►

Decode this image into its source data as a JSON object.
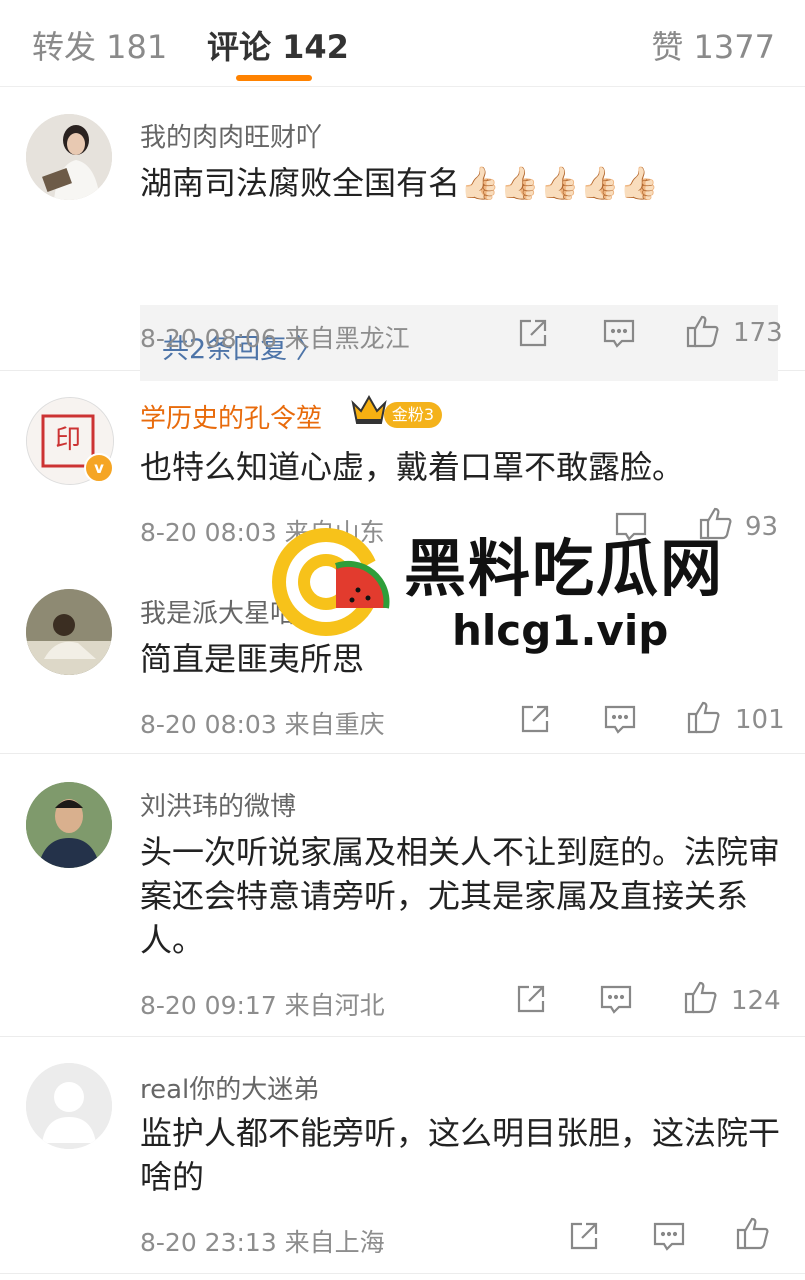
{
  "tabs": {
    "forward": "转发 181",
    "comment": "评论 142",
    "like": "赞 1377"
  },
  "comments": [
    {
      "name": "我的肉肉旺财吖",
      "text": "湖南司法腐败全国有名👍🏻👍🏻👍🏻👍🏻👍🏻",
      "reply": "共2条回复 〉",
      "meta": "8-20 08:06  来自黑龙江",
      "likes": "173"
    },
    {
      "name": "学历史的孔令堃",
      "badge": "金粉3",
      "text": "也特么知道心虚，戴着口罩不敢露脸。",
      "meta": "8-20 08:03  来自山东",
      "likes": "93"
    },
    {
      "name": "我是派大星哈哈哈",
      "text": "简直是匪夷所思",
      "meta": "8-20 08:03  来自重庆",
      "likes": "101"
    },
    {
      "name": "刘洪玮的微博",
      "text": "头一次听说家属及相关人不让到庭的。法院审案还会特意请旁听，尤其是家属及直接关系人。",
      "meta": "8-20 09:17  来自河北",
      "likes": "124"
    },
    {
      "name": "real你的大迷弟",
      "text": "监护人都不能旁听，这么明目张胆，这法院干啥的",
      "meta": "8-20 23:13  来自上海",
      "likes": ""
    }
  ],
  "watermark": {
    "title": "黑料吃瓜网",
    "url": "hlcg1.vip"
  },
  "colors": {
    "accent": "#ff8200",
    "link": "#4d74a8",
    "vip_name": "#e86b0c"
  }
}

◄

▶ **The problem**:
Copy the listing in full and without alteration, omitting every picture.

▶ **Output of the task**:
Decode this image into its source data as a JSON object.
{
  "tabs": {
    "forward": "转发 181",
    "comment": "评论 142",
    "like": "赞 1377"
  },
  "comments": [
    {
      "name": "我的肉肉旺财吖",
      "text": "湖南司法腐败全国有名👍🏻👍🏻👍🏻👍🏻👍🏻",
      "reply": "共2条回复 〉",
      "meta": "8-20 08:06  来自黑龙江",
      "likes": "173"
    },
    {
      "name": "学历史的孔令堃",
      "badge": "金粉3",
      "text": "也特么知道心虚，戴着口罩不敢露脸。",
      "meta": "8-20 08:03  来自山东",
      "likes": "93"
    },
    {
      "name": "我是派大星哈哈哈",
      "text": "简直是匪夷所思",
      "meta": "8-20 08:03  来自重庆",
      "likes": "101"
    },
    {
      "name": "刘洪玮的微博",
      "text": "头一次听说家属及相关人不让到庭的。法院审案还会特意请旁听，尤其是家属及直接关系人。",
      "meta": "8-20 09:17  来自河北",
      "likes": "124"
    },
    {
      "name": "real你的大迷弟",
      "text": "监护人都不能旁听，这么明目张胆，这法院干啥的",
      "meta": "8-20 23:13  来自上海",
      "likes": ""
    }
  ],
  "watermark": {
    "title": "黑料吃瓜网",
    "url": "hlcg1.vip"
  },
  "colors": {
    "accent": "#ff8200",
    "link": "#4d74a8",
    "vip_name": "#e86b0c"
  }
}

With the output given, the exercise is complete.